::: Given records :::

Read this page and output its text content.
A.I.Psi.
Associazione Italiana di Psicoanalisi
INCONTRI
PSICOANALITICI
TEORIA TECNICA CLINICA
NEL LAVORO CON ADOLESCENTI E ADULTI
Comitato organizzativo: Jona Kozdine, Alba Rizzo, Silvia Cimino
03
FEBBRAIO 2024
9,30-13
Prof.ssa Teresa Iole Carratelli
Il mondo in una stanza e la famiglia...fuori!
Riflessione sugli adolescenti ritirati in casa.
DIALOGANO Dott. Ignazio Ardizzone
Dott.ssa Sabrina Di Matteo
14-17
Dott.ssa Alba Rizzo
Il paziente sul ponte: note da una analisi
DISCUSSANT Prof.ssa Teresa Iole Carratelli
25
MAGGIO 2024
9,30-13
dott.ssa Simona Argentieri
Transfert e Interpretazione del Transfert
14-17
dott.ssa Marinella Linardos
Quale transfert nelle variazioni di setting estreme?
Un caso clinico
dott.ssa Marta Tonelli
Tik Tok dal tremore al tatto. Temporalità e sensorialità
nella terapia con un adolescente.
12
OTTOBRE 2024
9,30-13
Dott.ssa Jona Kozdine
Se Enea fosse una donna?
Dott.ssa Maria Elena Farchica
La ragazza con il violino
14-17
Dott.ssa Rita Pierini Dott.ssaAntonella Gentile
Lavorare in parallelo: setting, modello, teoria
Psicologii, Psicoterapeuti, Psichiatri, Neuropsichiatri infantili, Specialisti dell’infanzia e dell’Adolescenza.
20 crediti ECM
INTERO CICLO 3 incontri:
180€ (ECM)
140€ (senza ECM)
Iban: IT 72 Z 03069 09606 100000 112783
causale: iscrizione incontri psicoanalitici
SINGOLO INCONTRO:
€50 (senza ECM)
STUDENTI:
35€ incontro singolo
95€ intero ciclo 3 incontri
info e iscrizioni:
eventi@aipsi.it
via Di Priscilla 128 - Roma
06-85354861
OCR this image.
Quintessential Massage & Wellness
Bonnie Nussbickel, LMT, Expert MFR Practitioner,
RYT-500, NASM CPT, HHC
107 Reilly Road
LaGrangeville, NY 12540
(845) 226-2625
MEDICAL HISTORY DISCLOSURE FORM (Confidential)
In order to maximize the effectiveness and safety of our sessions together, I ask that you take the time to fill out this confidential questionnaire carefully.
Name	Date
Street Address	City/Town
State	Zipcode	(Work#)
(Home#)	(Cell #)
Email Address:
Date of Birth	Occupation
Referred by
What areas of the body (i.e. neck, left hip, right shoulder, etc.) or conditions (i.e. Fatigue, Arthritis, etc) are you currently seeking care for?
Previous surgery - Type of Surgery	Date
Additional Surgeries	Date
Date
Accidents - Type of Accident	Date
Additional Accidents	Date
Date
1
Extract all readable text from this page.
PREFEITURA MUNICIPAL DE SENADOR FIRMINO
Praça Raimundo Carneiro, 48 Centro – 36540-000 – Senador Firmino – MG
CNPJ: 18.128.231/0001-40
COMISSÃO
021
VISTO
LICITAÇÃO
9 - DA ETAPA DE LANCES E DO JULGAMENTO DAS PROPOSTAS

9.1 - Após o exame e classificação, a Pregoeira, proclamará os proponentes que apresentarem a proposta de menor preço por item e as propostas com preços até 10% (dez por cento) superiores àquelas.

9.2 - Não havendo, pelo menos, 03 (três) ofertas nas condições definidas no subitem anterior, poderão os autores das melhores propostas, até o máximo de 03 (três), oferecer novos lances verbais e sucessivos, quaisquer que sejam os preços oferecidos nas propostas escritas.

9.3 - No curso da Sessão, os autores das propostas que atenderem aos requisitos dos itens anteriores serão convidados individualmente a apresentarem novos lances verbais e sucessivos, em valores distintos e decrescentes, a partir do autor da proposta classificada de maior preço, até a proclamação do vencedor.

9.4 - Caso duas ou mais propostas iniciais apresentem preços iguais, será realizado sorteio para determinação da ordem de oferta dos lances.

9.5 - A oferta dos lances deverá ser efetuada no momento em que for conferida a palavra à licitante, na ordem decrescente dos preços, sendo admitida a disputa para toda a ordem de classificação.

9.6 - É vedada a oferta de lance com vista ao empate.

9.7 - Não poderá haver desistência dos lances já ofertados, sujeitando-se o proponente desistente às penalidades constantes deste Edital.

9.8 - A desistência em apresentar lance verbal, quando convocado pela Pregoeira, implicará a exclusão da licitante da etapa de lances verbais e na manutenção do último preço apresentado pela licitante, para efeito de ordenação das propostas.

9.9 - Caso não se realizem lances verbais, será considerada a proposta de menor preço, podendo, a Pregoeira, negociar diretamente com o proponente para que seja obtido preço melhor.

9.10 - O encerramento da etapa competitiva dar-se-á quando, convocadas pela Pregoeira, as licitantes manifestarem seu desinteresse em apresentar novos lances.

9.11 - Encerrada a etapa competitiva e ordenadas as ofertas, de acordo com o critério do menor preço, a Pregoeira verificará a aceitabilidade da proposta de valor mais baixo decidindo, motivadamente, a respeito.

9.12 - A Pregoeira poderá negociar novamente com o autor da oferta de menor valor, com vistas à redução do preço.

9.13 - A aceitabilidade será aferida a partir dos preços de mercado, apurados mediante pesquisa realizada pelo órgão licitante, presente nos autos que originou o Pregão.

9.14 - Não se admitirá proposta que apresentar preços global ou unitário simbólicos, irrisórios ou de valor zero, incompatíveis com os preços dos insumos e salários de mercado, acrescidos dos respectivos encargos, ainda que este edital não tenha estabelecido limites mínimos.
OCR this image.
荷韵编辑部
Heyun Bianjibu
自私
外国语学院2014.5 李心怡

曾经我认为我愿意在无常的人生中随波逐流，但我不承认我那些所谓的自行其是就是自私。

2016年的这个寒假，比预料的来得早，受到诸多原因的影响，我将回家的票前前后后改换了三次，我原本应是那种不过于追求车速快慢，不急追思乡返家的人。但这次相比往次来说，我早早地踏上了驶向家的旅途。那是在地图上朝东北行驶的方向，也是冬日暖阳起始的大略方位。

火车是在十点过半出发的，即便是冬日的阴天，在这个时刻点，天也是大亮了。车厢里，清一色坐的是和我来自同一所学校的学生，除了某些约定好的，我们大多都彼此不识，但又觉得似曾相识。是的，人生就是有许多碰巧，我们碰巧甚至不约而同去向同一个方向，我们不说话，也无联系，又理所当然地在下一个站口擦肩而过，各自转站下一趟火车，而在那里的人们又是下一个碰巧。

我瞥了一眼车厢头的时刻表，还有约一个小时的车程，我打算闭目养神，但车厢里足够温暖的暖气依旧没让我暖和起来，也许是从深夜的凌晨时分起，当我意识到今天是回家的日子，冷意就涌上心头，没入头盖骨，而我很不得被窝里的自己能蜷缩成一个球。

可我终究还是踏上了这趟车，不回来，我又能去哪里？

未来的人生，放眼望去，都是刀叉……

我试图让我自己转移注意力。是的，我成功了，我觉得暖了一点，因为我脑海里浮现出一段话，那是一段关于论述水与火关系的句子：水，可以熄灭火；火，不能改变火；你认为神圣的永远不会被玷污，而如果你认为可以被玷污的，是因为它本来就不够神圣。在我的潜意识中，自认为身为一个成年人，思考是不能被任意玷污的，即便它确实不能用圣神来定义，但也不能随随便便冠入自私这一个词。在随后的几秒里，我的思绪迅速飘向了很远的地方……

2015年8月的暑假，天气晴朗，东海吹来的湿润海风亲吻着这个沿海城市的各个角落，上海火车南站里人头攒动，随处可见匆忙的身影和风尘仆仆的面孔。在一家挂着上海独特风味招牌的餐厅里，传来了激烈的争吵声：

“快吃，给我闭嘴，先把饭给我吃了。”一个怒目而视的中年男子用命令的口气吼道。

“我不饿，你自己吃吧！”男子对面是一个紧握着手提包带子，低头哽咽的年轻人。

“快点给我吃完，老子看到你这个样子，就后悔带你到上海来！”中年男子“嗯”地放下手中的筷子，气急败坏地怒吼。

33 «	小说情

:::

*Exercise*: Go through the material and select each line with the string "Jona" in it.

*Problem solution*:
Comitato organizzativo: Jona Kozdine, Alba Rizzo, Silvia Cimino
Dott.ssa Jona Kozdine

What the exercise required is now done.